Task directions: Gather all lines with the word "области" in them.

[Data records]
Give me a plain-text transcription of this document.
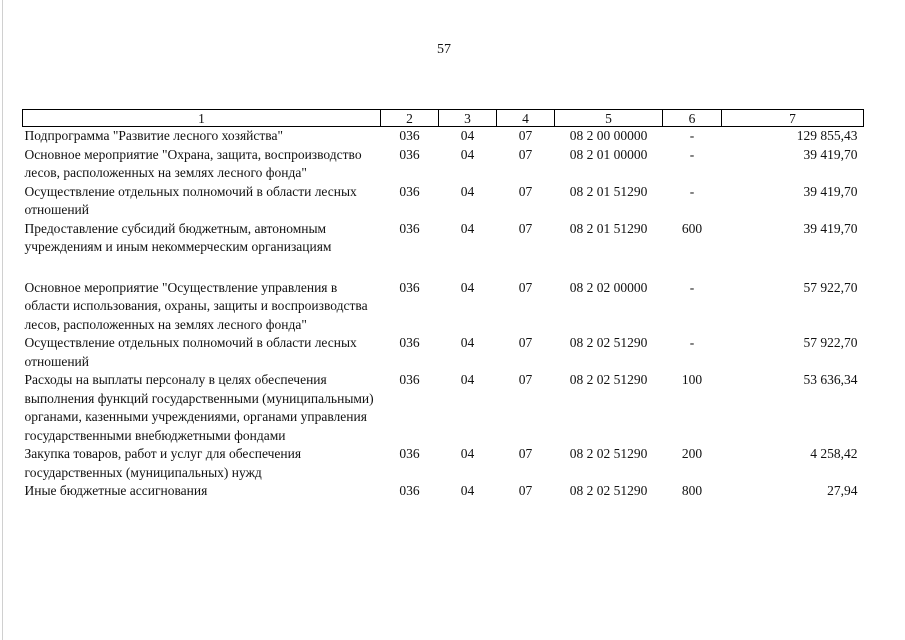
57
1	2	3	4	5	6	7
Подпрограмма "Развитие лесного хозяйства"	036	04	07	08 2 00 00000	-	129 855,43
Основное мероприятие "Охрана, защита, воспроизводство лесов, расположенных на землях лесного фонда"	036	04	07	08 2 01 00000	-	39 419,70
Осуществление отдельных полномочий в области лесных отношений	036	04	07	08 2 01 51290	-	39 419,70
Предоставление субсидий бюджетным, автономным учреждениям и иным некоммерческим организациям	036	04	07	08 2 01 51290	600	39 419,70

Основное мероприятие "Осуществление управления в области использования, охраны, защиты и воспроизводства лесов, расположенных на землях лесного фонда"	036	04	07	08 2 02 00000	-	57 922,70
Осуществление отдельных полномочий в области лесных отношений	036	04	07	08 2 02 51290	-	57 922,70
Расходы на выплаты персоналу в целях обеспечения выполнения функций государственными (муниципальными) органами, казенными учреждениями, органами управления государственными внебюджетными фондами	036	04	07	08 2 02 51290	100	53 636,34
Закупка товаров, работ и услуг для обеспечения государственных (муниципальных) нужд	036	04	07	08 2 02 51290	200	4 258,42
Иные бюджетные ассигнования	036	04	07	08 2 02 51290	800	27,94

* * *

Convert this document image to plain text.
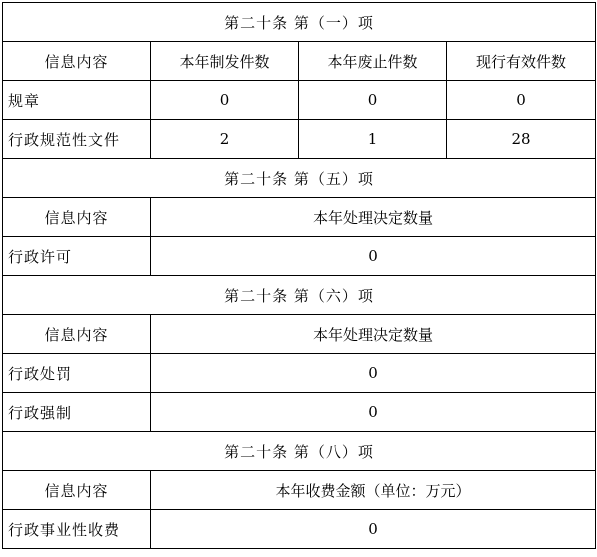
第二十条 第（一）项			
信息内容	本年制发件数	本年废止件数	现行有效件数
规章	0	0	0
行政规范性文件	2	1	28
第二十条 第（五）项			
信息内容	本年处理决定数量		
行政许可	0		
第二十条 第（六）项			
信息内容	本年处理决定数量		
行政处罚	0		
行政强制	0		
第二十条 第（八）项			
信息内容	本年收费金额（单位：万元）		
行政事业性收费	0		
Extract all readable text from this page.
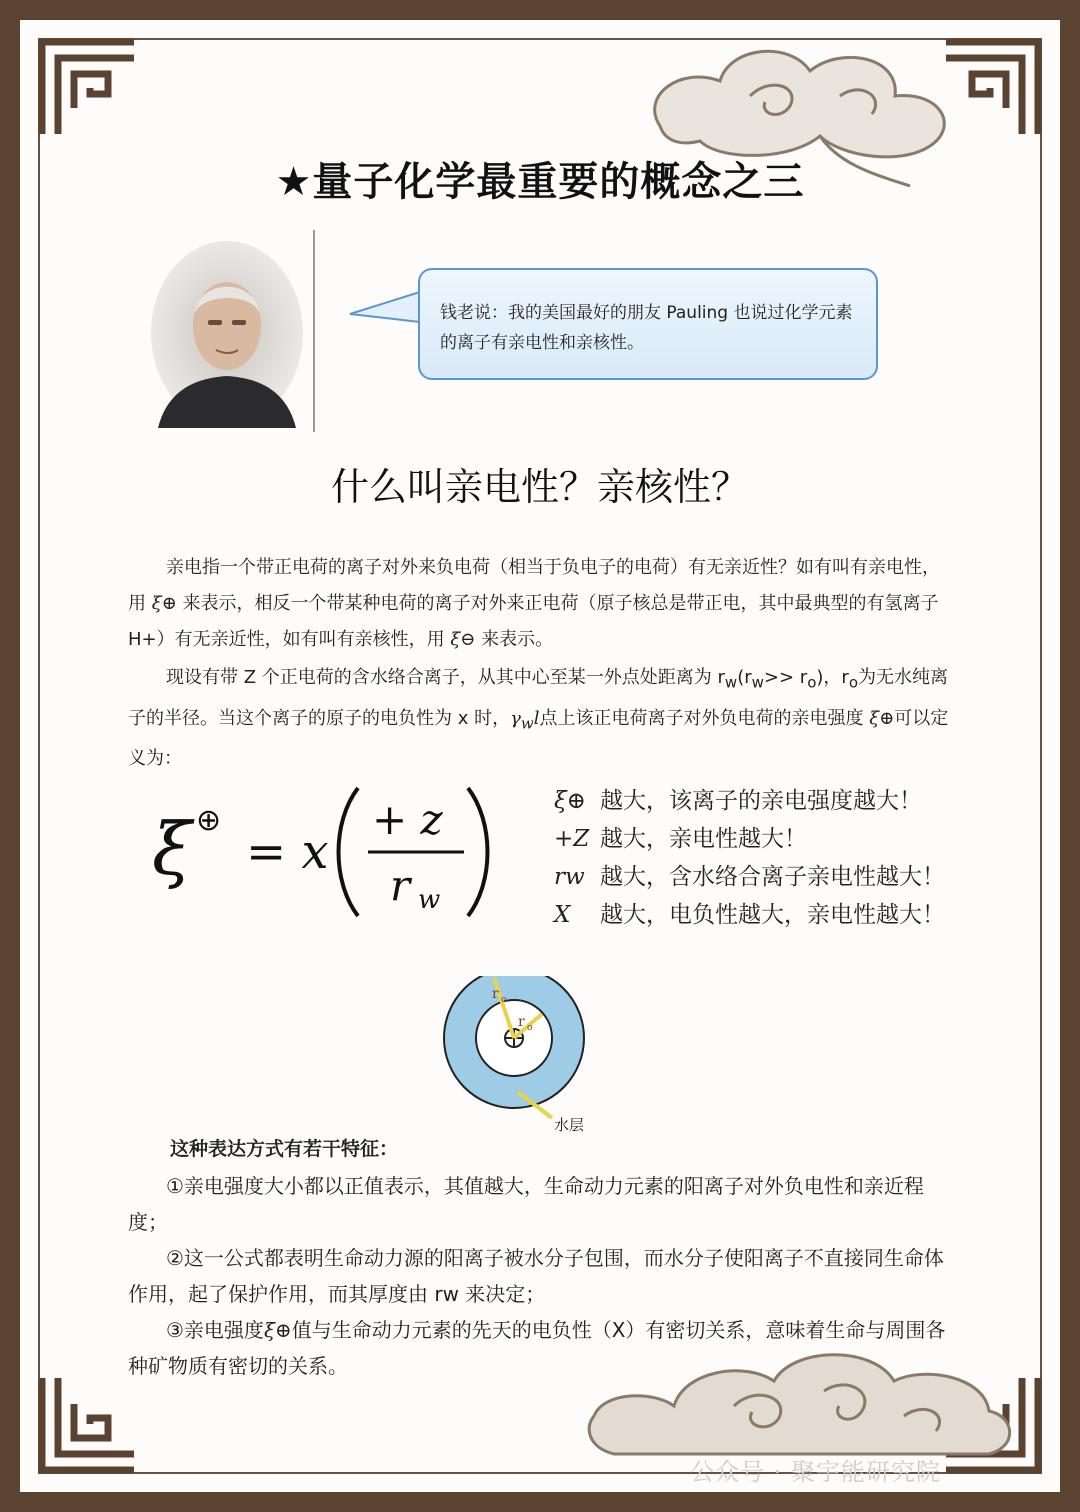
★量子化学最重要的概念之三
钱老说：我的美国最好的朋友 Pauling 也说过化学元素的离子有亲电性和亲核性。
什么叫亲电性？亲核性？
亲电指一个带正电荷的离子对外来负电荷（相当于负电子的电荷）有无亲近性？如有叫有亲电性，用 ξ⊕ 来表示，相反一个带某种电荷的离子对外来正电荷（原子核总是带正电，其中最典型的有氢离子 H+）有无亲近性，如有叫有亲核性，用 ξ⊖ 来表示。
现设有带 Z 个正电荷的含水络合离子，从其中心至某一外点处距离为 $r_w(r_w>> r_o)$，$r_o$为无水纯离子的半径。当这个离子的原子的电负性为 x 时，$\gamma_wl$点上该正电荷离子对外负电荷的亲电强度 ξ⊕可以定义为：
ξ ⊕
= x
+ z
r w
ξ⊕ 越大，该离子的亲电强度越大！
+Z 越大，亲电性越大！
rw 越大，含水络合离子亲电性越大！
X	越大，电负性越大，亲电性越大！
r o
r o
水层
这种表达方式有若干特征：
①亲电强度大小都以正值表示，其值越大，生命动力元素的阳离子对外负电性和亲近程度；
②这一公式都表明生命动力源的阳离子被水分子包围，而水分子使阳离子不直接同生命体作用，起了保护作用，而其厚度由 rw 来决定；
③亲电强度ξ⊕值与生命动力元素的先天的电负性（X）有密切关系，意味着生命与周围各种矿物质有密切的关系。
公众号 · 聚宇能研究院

Complete output:
Осуществление отдельных полномочий в области лесных отношений	036	04	07	08 2 01 51290	-	39 419,70
Основное мероприятие "Осуществление управления в области использования, охраны, защиты и воспроизводства лесов, расположенных на землях лесного фонда"	036	04	07	08 2 02 00000	-	57 922,70
Осуществление отдельных полномочий в области лесных отношений	036	04	07	08 2 02 51290	-	57 922,70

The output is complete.